[Data records]
**********

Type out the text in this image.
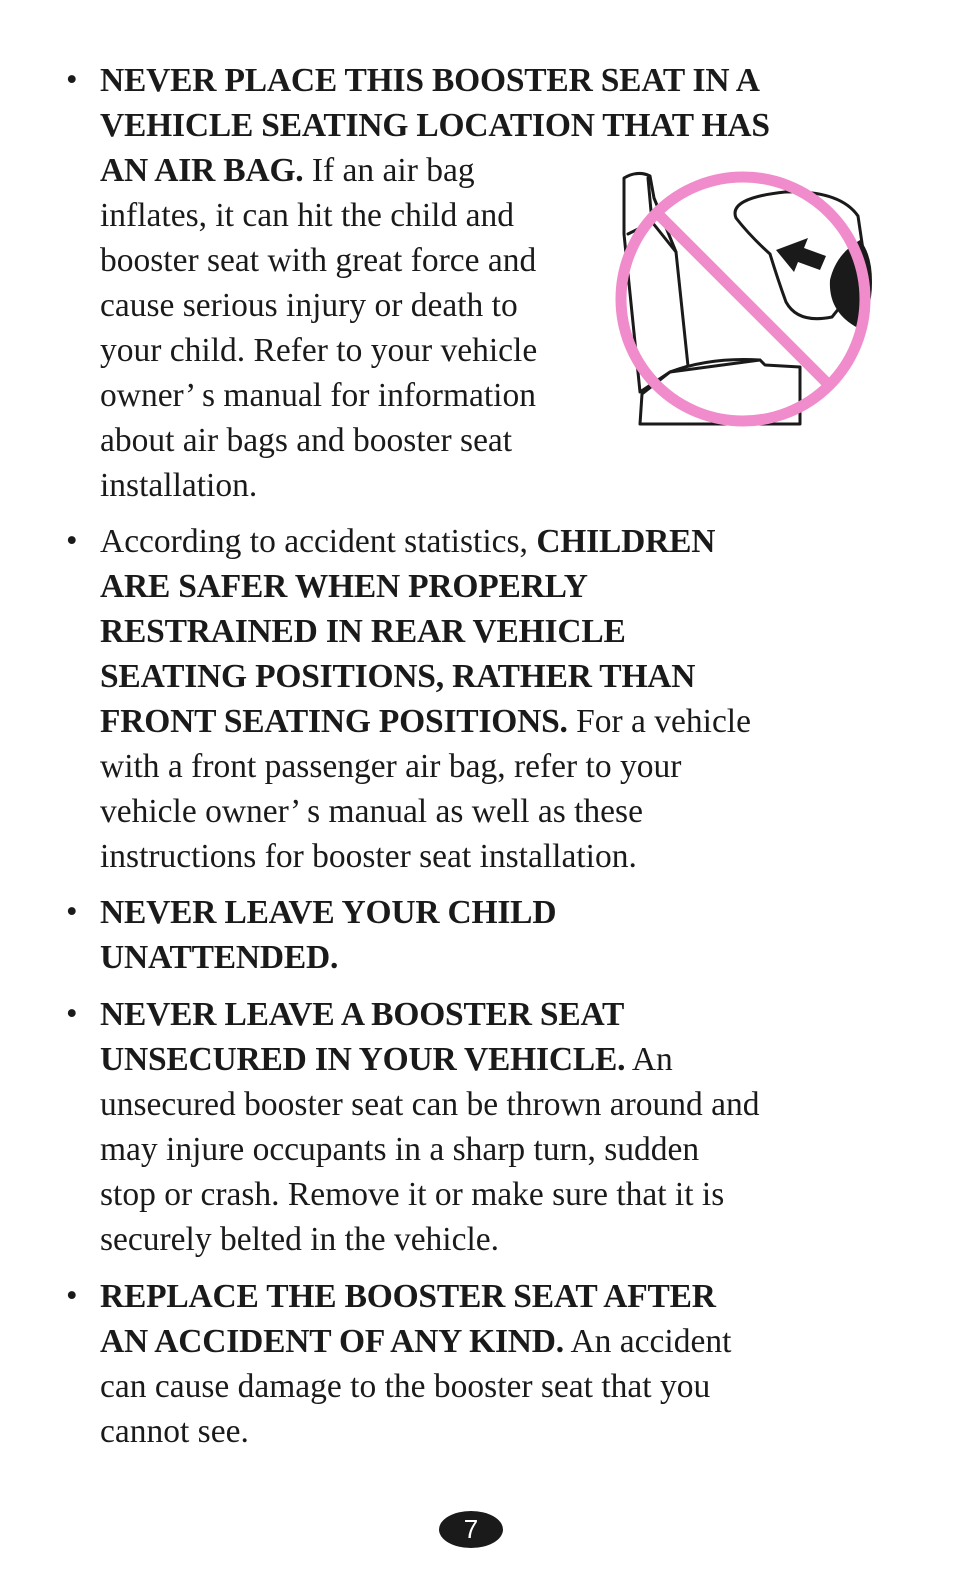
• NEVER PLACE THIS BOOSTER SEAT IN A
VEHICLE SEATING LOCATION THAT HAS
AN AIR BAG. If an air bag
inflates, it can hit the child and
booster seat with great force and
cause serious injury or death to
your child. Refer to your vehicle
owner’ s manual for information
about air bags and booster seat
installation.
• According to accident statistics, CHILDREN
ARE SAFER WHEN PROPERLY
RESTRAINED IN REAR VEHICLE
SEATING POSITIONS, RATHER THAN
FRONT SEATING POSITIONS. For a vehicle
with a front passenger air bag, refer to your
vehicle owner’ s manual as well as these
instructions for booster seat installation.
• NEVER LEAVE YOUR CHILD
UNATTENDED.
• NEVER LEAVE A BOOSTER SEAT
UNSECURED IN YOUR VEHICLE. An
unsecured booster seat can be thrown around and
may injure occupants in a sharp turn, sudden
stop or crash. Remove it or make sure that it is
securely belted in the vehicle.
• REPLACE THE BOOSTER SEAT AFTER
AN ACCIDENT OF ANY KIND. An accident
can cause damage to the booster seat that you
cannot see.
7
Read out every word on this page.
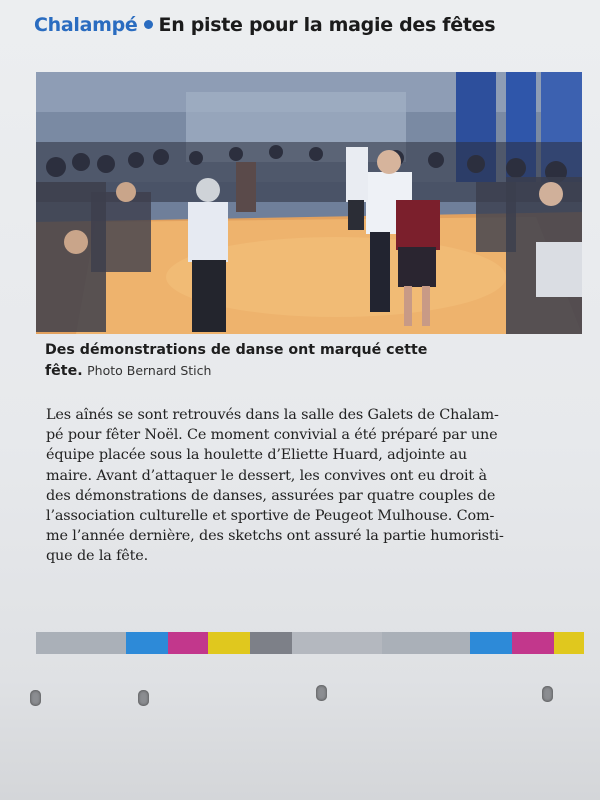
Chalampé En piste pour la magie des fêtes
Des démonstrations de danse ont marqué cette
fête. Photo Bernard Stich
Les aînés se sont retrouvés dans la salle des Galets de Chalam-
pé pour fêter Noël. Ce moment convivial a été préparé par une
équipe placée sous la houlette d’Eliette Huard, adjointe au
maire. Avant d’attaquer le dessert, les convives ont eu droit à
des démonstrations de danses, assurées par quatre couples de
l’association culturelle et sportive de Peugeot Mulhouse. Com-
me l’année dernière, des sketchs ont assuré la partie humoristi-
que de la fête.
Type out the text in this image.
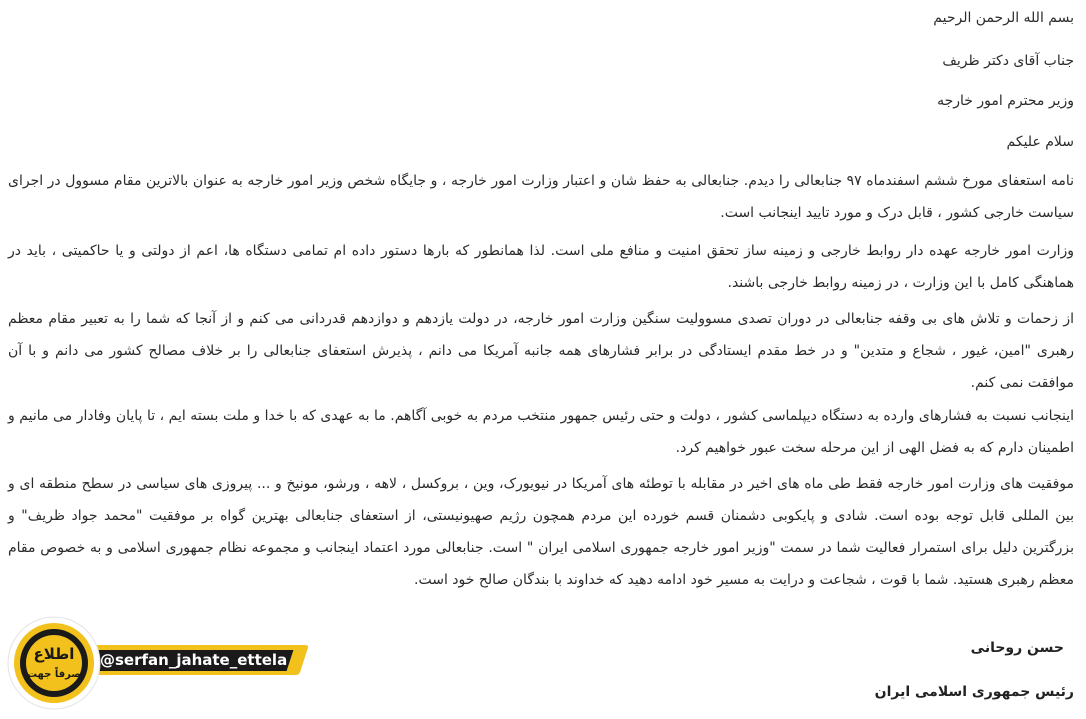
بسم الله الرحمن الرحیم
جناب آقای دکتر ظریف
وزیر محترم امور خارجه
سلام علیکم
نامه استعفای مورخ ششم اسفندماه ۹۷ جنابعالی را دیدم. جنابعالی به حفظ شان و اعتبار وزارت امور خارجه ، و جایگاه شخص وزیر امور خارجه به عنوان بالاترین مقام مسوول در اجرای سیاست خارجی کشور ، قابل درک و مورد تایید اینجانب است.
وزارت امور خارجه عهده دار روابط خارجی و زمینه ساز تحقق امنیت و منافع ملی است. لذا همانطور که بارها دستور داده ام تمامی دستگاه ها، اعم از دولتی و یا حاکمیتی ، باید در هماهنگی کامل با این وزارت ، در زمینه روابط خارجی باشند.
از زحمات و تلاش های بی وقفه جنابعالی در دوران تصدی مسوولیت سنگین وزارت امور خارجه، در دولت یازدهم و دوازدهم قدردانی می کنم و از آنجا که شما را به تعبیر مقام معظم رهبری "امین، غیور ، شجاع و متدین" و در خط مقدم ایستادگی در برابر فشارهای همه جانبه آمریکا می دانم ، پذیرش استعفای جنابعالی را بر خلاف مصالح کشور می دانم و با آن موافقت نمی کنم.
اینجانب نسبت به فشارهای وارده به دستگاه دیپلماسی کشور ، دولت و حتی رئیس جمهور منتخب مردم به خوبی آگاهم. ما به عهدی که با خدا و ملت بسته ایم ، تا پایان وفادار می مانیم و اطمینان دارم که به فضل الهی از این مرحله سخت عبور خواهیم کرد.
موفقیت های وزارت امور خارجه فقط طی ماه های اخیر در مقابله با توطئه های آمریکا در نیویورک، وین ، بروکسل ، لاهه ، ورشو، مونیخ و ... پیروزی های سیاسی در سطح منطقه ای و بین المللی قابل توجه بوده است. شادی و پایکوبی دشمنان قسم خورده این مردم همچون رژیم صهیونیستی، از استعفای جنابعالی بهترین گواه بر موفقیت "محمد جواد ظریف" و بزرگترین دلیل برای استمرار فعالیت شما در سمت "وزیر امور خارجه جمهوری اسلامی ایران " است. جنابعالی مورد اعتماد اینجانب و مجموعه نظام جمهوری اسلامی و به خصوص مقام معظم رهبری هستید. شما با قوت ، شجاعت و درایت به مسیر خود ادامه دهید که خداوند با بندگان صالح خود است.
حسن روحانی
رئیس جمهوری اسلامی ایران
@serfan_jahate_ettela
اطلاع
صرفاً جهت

**********

Using the material above, copy every line in which the string "cause" occurs.

cause serious injury or death to
can cause damage to the booster seat that you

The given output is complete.